*** Opening Passage to read ***

As my wife slowly goes to sleep I walk off from the bed towards the window to get some fresh air. The night is clear and the stars are shining down on my gloomy world. “Why her?” I ask myself with a heavy heart. I must have asked that question a thousand times. “Someone whose life just revolved around the family and the house and my siblings.”  What is happening? Where are we heading as a society?

More than a week has passed since my wife was found lying unconscious in a pool of blood. The CT scan revealed a fractured skull and head injury with internal bleeding. She went into coma regaining consciousness only after a long and agonising night - assisted by a team of dedicated doctors in the intensive care unit (ICU). When the incident happened, I was in Lhamoi Zingkha, in the south. It was night and already dark. But I drove off against the will of just everybody who didn’t know whether to be concerned for my safety or feel sorry for my wife. As far as I was concerned I was suddenly going through hell, and as they say, might as well keep going. It didn’t matter to me that I had to pass through a thick and dangerous jungle of Buxa Duar in India before re-entering Bhutan in Phuntsholing. Save for few hours of stop there, where I let my drivers rest, I drove whole night reaching Thimphu the next morning to be near my wife - and my daughters who were terrorised by the incident.

They say that one often meets his destiny on the road he takes to avoid it. While as a journalist and filmmaker I have highlighted the youth issues before, I have always thought, like any average middle-class Bhutanese, that the problem of youth was a problem that won’t affect me. I thought if I led my life, raised my children well and stayed away from certain places, I would be okay. How awfully I was mistaken. As a man and a father, I am angry and outraged by this incident. As a concerned citizen, I am sad and worried. When I grew up, getting assaulted or robbed was the last of our worries. My wife and I lived in Italy for over 8 years and as students we backpacked in the most 'dangerous' places on Earth and we came out without a scratch. How ironic that we get assaulted here – in my own country and at our age.

*** Closing Passage to read ***

◆ **Directions for this task**: In the account of the wife's assault, where was the writer when the incident happened? The items that come next have nothing to do with the text.

*** Opening Data under study ***

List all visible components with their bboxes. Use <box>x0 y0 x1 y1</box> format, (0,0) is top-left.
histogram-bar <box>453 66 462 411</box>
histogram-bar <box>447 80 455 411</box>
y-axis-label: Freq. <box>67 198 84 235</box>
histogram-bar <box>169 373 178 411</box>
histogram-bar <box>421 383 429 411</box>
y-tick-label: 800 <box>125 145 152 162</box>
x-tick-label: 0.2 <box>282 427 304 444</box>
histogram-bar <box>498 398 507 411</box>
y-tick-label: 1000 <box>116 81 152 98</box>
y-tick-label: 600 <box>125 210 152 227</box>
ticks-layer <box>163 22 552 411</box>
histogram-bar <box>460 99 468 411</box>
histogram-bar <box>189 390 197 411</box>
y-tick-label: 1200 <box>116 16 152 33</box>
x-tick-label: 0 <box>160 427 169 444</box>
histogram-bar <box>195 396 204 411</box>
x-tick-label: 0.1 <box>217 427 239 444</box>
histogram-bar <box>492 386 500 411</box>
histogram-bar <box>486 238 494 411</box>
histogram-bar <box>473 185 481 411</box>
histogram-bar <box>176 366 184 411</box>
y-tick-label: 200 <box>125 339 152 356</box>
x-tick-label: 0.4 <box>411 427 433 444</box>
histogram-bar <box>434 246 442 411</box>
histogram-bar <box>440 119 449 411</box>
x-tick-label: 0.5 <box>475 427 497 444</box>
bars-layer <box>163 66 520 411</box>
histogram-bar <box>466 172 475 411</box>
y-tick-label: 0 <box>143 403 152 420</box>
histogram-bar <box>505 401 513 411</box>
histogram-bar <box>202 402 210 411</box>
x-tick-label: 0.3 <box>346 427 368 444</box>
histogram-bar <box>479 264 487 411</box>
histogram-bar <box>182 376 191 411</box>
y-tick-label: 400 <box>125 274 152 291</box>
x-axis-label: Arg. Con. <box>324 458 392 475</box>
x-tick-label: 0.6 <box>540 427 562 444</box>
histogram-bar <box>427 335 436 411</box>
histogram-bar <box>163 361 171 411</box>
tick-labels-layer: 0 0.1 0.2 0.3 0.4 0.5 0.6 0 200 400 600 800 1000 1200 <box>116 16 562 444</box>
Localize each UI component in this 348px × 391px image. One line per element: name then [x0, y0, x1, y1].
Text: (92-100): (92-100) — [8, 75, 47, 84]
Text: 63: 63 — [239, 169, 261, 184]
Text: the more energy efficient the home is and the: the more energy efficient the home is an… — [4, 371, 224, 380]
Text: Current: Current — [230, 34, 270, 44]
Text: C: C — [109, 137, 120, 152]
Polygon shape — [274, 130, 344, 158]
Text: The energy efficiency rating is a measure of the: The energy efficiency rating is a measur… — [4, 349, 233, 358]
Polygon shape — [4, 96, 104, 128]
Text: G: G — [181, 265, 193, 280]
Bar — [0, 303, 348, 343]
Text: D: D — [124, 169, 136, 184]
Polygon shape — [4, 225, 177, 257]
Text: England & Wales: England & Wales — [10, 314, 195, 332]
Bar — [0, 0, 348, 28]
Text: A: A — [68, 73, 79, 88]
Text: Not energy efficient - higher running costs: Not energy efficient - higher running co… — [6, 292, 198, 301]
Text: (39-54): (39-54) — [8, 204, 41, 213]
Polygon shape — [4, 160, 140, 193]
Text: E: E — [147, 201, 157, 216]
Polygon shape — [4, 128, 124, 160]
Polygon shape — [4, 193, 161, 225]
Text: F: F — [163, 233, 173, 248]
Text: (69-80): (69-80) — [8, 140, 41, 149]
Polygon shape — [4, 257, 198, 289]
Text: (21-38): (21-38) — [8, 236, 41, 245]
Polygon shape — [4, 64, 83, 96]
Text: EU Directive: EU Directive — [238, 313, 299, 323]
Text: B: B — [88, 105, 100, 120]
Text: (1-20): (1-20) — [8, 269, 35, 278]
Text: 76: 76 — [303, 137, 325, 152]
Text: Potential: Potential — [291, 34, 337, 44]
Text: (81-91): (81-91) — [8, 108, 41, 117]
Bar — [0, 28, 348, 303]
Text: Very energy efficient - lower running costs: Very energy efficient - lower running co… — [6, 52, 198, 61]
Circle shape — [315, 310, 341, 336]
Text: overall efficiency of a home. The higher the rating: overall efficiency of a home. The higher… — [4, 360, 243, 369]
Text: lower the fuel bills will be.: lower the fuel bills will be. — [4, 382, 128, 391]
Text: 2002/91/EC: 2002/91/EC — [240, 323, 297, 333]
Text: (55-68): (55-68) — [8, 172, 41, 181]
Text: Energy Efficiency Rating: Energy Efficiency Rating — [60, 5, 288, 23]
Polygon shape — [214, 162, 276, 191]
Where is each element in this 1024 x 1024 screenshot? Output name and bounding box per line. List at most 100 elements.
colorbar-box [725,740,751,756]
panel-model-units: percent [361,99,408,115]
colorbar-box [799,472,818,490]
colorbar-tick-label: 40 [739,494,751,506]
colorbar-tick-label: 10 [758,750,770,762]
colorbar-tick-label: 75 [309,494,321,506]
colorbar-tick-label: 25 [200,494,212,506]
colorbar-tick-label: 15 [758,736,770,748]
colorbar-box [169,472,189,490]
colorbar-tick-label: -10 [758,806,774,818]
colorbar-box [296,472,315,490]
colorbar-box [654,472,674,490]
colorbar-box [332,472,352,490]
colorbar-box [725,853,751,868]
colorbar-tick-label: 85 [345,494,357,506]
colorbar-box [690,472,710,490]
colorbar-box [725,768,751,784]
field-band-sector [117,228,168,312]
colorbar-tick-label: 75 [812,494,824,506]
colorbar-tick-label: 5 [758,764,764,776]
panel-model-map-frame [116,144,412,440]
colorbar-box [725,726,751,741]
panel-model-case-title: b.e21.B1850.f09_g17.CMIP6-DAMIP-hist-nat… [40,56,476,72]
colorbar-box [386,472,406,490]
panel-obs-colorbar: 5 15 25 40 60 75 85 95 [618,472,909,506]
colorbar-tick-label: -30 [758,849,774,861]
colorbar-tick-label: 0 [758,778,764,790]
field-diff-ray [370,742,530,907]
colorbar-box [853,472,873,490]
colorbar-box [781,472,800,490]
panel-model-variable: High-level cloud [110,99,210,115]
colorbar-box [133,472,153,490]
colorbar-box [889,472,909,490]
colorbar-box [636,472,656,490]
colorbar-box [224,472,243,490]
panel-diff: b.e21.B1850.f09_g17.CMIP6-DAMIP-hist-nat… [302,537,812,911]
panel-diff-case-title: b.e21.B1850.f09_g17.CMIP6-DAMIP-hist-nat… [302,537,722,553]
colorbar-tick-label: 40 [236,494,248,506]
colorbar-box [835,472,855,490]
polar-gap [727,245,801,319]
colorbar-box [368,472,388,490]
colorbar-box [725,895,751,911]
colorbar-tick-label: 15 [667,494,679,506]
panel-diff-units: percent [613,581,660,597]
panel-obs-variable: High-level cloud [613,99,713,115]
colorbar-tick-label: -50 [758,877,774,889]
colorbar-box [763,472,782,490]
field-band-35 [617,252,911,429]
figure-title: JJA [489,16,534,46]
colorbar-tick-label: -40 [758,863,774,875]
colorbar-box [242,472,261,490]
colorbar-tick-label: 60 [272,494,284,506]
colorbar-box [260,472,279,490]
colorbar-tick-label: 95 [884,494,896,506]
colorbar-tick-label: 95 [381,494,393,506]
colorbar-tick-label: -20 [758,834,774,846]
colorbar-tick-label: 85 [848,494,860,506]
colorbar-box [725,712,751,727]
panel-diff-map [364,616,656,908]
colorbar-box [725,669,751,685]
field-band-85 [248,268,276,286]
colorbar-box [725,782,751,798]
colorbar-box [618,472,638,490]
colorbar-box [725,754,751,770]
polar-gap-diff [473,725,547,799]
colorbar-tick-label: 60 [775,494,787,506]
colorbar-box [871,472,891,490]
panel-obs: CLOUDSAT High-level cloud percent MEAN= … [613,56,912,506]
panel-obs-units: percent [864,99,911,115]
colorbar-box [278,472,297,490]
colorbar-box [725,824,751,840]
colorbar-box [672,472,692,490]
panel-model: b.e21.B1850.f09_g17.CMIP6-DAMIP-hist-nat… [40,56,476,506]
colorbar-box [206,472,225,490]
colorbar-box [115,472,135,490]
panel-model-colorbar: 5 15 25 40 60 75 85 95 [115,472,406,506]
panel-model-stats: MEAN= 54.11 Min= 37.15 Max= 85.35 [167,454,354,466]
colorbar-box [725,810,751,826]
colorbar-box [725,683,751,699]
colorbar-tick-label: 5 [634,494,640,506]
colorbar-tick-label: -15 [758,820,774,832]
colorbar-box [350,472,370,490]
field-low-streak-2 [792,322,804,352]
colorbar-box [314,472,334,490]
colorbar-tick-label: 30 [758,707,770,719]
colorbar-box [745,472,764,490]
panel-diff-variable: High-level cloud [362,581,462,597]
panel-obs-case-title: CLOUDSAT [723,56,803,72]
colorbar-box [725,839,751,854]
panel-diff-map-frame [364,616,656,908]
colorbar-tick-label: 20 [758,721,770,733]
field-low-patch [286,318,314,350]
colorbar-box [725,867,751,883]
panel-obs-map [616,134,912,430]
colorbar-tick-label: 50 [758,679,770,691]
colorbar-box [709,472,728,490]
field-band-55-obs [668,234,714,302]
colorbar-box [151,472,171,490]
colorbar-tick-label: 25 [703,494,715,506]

*** Closing Data under study ***

◆ **Response to the task**: In Lhamoi Zingkha, in the south.